The problem
Retype each record below word for word. Leave the pictures out.

---------- Listed entries

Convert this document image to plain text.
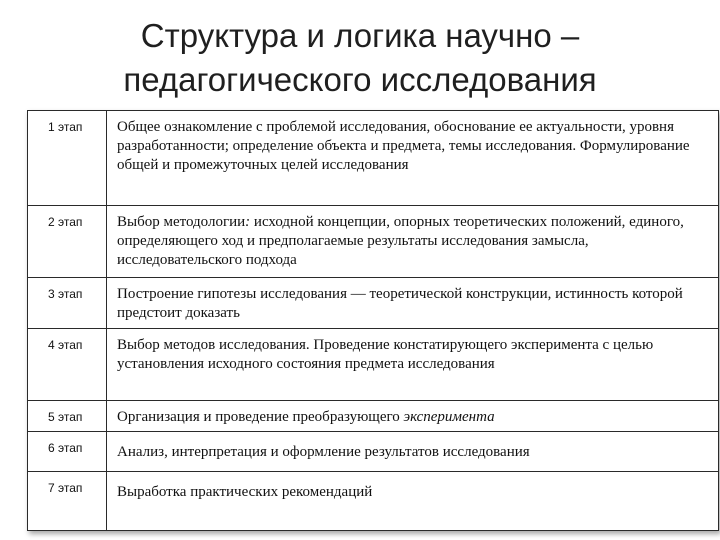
Структура и логика научно –
педагогического исследования
1 этап	Общее ознакомление с проблемой исследования, обоснование ее актуальности, уровня разработанности; определение объекта и предмета, темы исследования. Формулирование общей и промежуточных целей исследования
2 этап	Выбор методологии: исходной концепции, опорных теоретических положений, единого, определяющего ход и предполагаемые результаты исследования замысла, исследовательского подхода
3 этап	Построение гипотезы исследования — теоретической конструкции, истинность которой предстоит доказать
4 этап	Выбор методов исследования. Проведение констатирующего эксперимента с целью установления исходного состояния предмета исследования
5 этап	Организация и проведение преобразующего эксперимента
6 этап	Анализ, интерпретация и оформление результатов исследования
7 этап	Выработка практических рекомендаций
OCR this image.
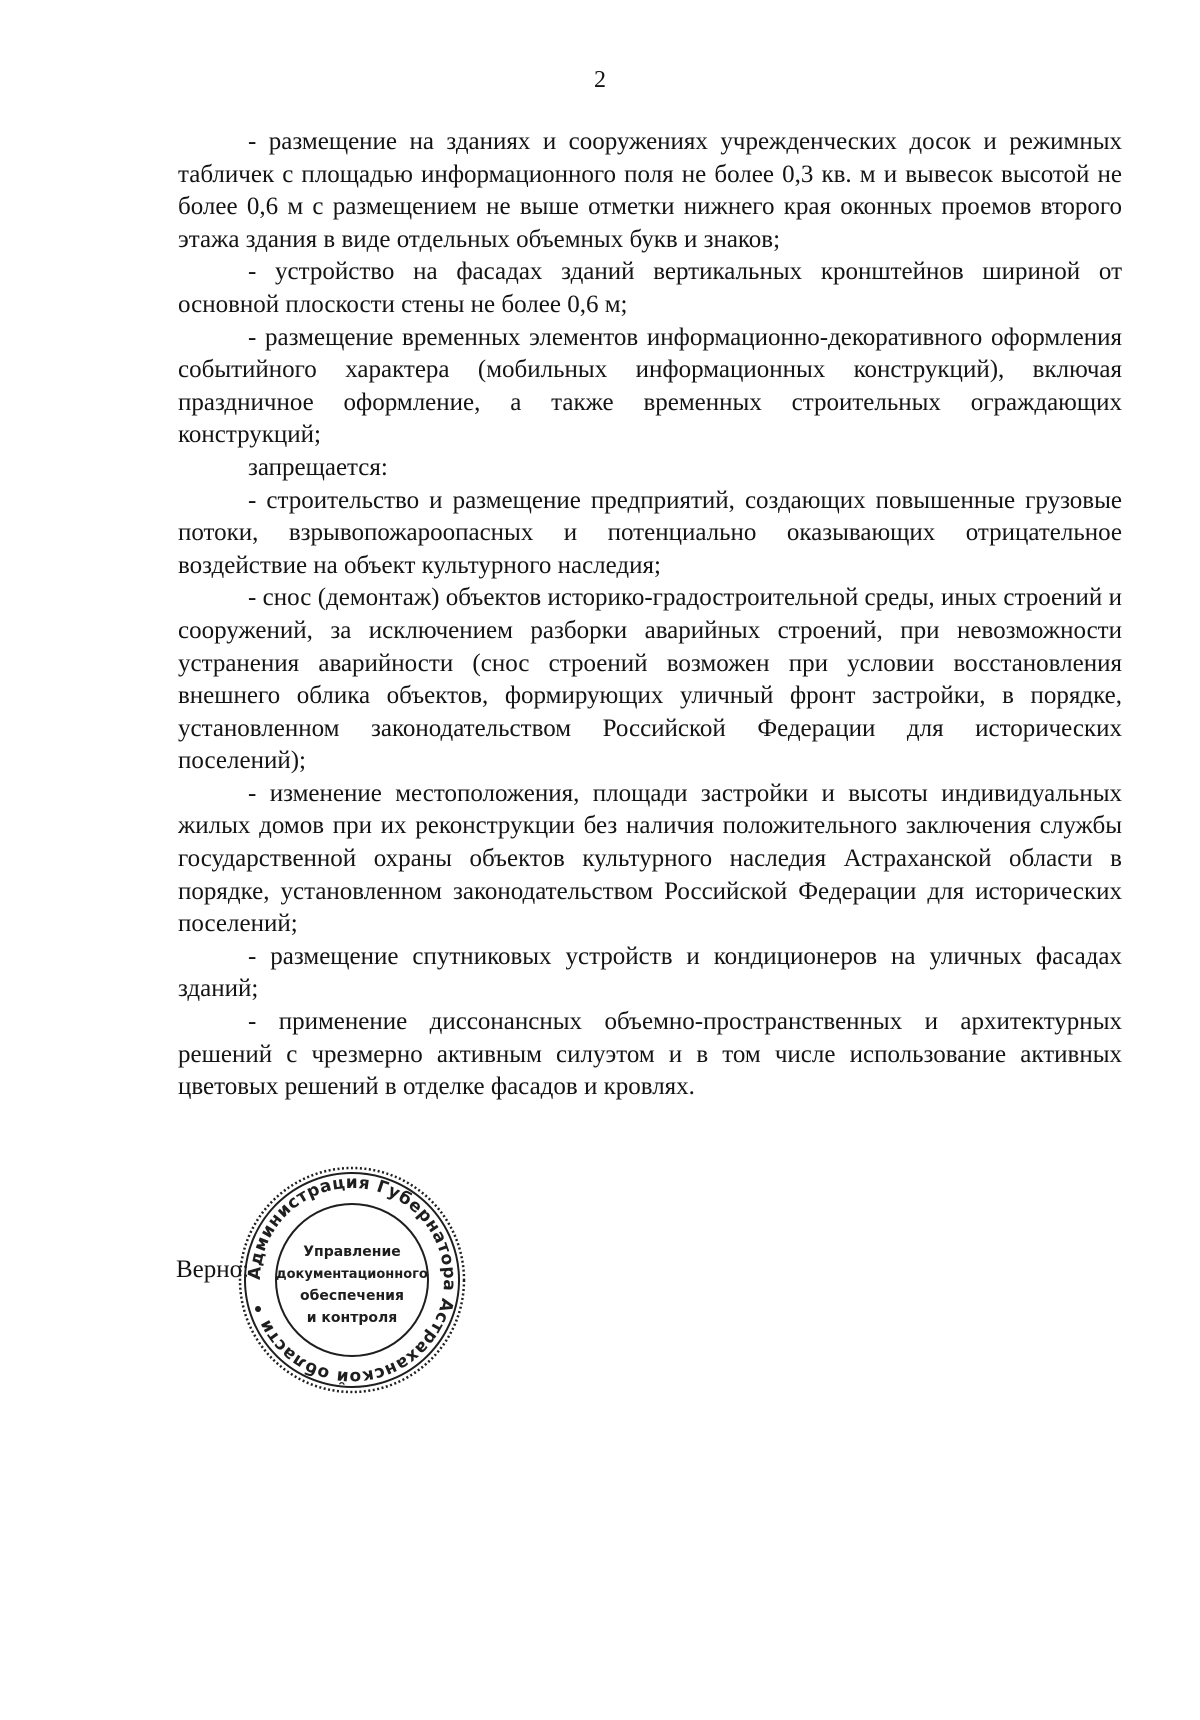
2

- размещение на зданиях и сооружениях учрежденческих досок и режимных табличек с площадью информационного поля не более 0,3 кв. м и вывесок высотой не более 0,6 м с размещением не выше отметки нижнего края оконных проемов второго этажа здания в виде отдельных объемных букв и знаков;

- устройство на фасадах зданий вертикальных кронштейнов шириной от основной плоскости стены не более 0,6 м;

- размещение временных элементов информационно-декоративного оформления событийного характера (мобильных информационных конструкций), включая праздничное оформление, а также временных строительных ограждающих конструкций;

запрещается:

- строительство и размещение предприятий, создающих повышенные грузовые потоки, взрывопожароопасных и потенциально оказывающих отрицательное воздействие на объект культурного наследия;

- снос (демонтаж) объектов историко-градостроительной среды, иных строений и сооружений, за исключением разборки аварийных строений, при невозможности устранения аварийности (снос строений возможен при условии восстановления внешнего облика объектов, формирующих уличный фронт застройки, в порядке, установленном законодательством Российской Федерации для исторических поселений);

- изменение местоположения, площади застройки и высоты индивидуальных жилых домов при их реконструкции без наличия положительного заключения службы государственной охраны объектов культурного наследия Астраханской области в порядке, установленном законодательством Российской Федерации для исторических поселений;

- размещение спутниковых устройств и кондиционеров на уличных фасадах зданий;

- применение диссонансных объемно-пространственных и архитектурных решений с чрезмерно активным силуэтом и в том числе использование активных цветовых решений в отделке фасадов и кровлях.

Верно:
Администрация Губернатора Астраханской области •
Управление
документационного
обеспечения
и контроля
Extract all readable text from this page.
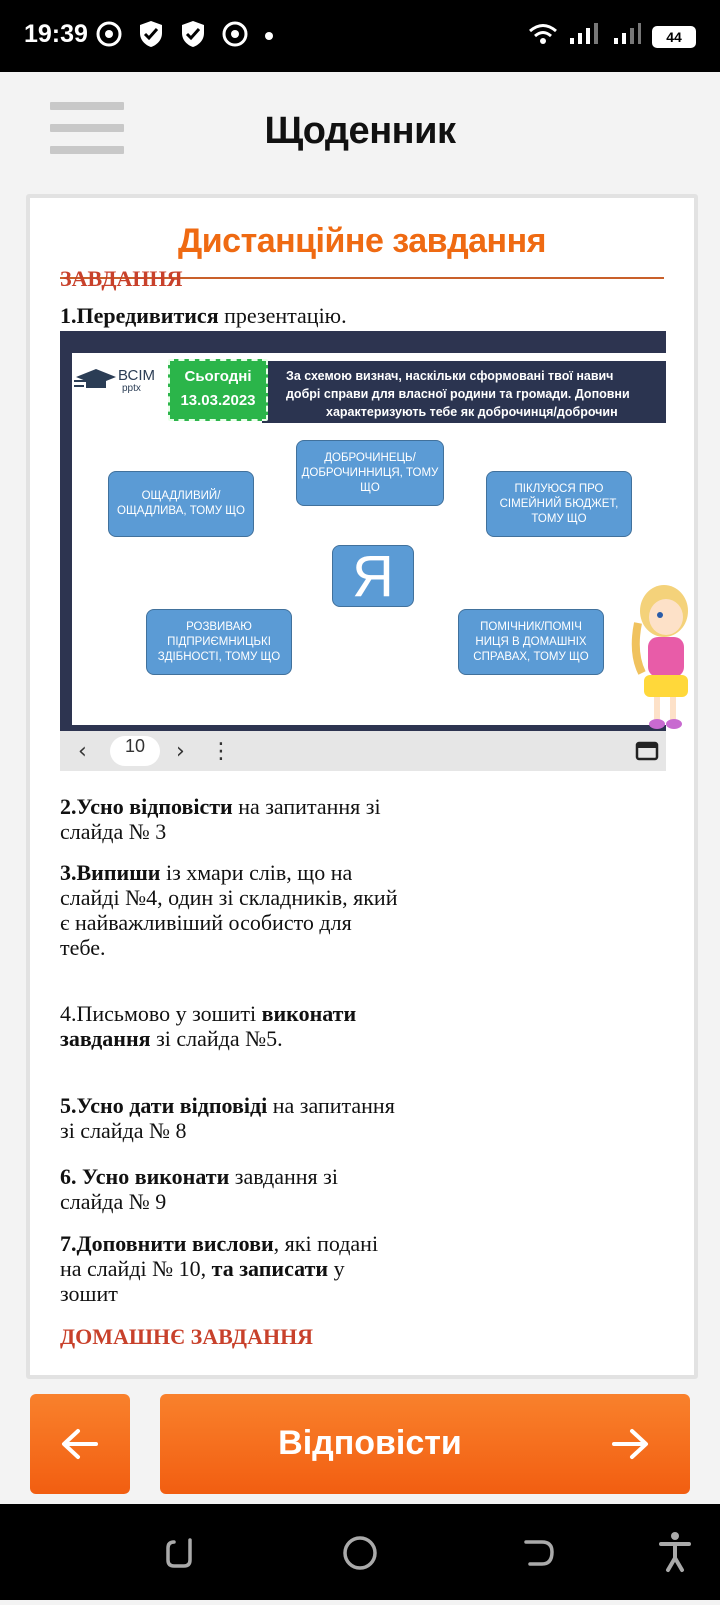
19:39	44
Щоденник
Дистанційне завдання
ЗАВДАННЯ
1.Передивитися презентацію.
ВСІМ
pptx
За схемою визнач, наскільки сформовані твої навич
добрі справи для власної родини та громади. Доповни
характеризують тебе як доброчинця/доброчин
Сьогодні
13.03.2023
ОЩАДЛИВИЙ/ ОЩАДЛИВА, ТОМУ ЩО
ДОБРОЧИНЕЦЬ/ ДОБРОЧИННИЦЯ, ТОМУ ЩО	ПІКЛУЮСЯ ПРО СІМЕЙНИЙ БЮДЖЕТ, ТОМУ ЩО
Я
РОЗВИВАЮ ПІДПРИЄМНИЦЬКІ ЗДІБНОСТІ, ТОМУ ЩО
ПОМІЧНИК/ПОМІЧ НИЦЯ В ДОМАШНІХ СПРАВАХ, ТОМУ ЩО
‹	10	› ⋮
2.Усно відповісти на запитання зі слайда № 3
3.Випиши із хмари слів, що на слайді №4, один зі складників, який є найважливіший особисто для тебе.
4.Письмово у зошиті виконати завдання зі слайда №5.
5.Усно дати відповіді на запитання зі слайда № 8
6. Усно виконати завдання зі слайда № 9
7.Доповнити вислови, які подані на слайді № 10, та записати у зошит
ДОМАШНЄ ЗАВДАННЯ
Відповісти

--------------------

Response to this task
Convert this document image to plain text.
Структура и логика научно –
педагогического исследования
1 этап	Общее ознакомление с проблемой исследования, обоснование ее актуальности, уровня разработанности; определение объекта и предмета, темы исследования. Формулирование общей и промежуточных целей исследования
2 этап	Выбор методологии: исходной концепции, опорных теоретических положений, единого, определяющего ход и предполагаемые результаты исследования замысла, исследовательского подхода
3 этап	Построение гипотезы исследования — теоретической конструкции, истинность которой предстоит доказать
4 этап	Выбор методов исследования. Проведение констатирующего эксперимента с целью установления исходного состояния предмета исследования
5 этап	Организация и проведение преобразующего эксперимента
6 этап	Анализ, интерпретация и оформление результатов исследования
7 этап	Выработка практических рекомендаций
OCR this image.
2

- размещение на зданиях и сооружениях учрежденческих досок и режимных табличек с площадью информационного поля не более 0,3 кв. м и вывесок высотой не более 0,6 м с размещением не выше отметки нижнего края оконных проемов второго этажа здания в виде отдельных объемных букв и знаков;

- устройство на фасадах зданий вертикальных кронштейнов шириной от основной плоскости стены не более 0,6 м;

- размещение временных элементов информационно-декоративного оформления событийного характера (мобильных информационных конструкций), включая праздничное оформление, а также временных строительных ограждающих конструкций;

запрещается:

- строительство и размещение предприятий, создающих повышенные грузовые потоки, взрывопожароопасных и потенциально оказывающих отрицательное воздействие на объект культурного наследия;

- снос (демонтаж) объектов историко-градостроительной среды, иных строений и сооружений, за исключением разборки аварийных строений, при невозможности устранения аварийности (снос строений возможен при условии восстановления внешнего облика объектов, формирующих уличный фронт застройки, в порядке, установленном законодательством Российской Федерации для исторических поселений);

- изменение местоположения, площади застройки и высоты индивидуальных жилых домов при их реконструкции без наличия положительного заключения службы государственной охраны объектов культурного наследия Астраханской области в порядке, установленном законодательством Российской Федерации для исторических поселений;

- размещение спутниковых устройств и кондиционеров на уличных фасадах зданий;

- применение диссонансных объемно-пространственных и архитектурных решений с чрезмерно активным силуэтом и в том числе использование активных цветовых решений в отделке фасадов и кровлях.

Верно:
Администрация Губернатора Астраханской области •
Управление
документационного
обеспечения
и контроля
Extract all readable text from this page.
19:39	44
Щоденник
Дистанційне завдання
ЗАВДАННЯ
1.Передивитися презентацію.
ВСІМ
pptx
За схемою визнач, наскільки сформовані твої навич
добрі справи для власної родини та громади. Доповни
характеризують тебе як доброчинця/доброчин
Сьогодні
13.03.2023
ОЩАДЛИВИЙ/ ОЩАДЛИВА, ТОМУ ЩО
ДОБРОЧИНЕЦЬ/ ДОБРОЧИННИЦЯ, ТОМУ ЩО	ПІКЛУЮСЯ ПРО СІМЕЙНИЙ БЮДЖЕТ, ТОМУ ЩО
Я
РОЗВИВАЮ ПІДПРИЄМНИЦЬКІ ЗДІБНОСТІ, ТОМУ ЩО
ПОМІЧНИК/ПОМІЧ НИЦЯ В ДОМАШНІХ СПРАВАХ, ТОМУ ЩО
‹	10	› ⋮
2.Усно відповісти на запитання зі слайда № 3
3.Випиши із хмари слів, що на слайді №4, один зі складників, який є найважливіший особисто для тебе.
4.Письмово у зошиті виконати завдання зі слайда №5.
5.Усно дати відповіді на запитання зі слайда № 8
6. Усно виконати завдання зі слайда № 9
7.Доповнити вислови, які подані на слайді № 10, та записати у зошит
ДОМАШНЄ ЗАВДАННЯ
Відповісти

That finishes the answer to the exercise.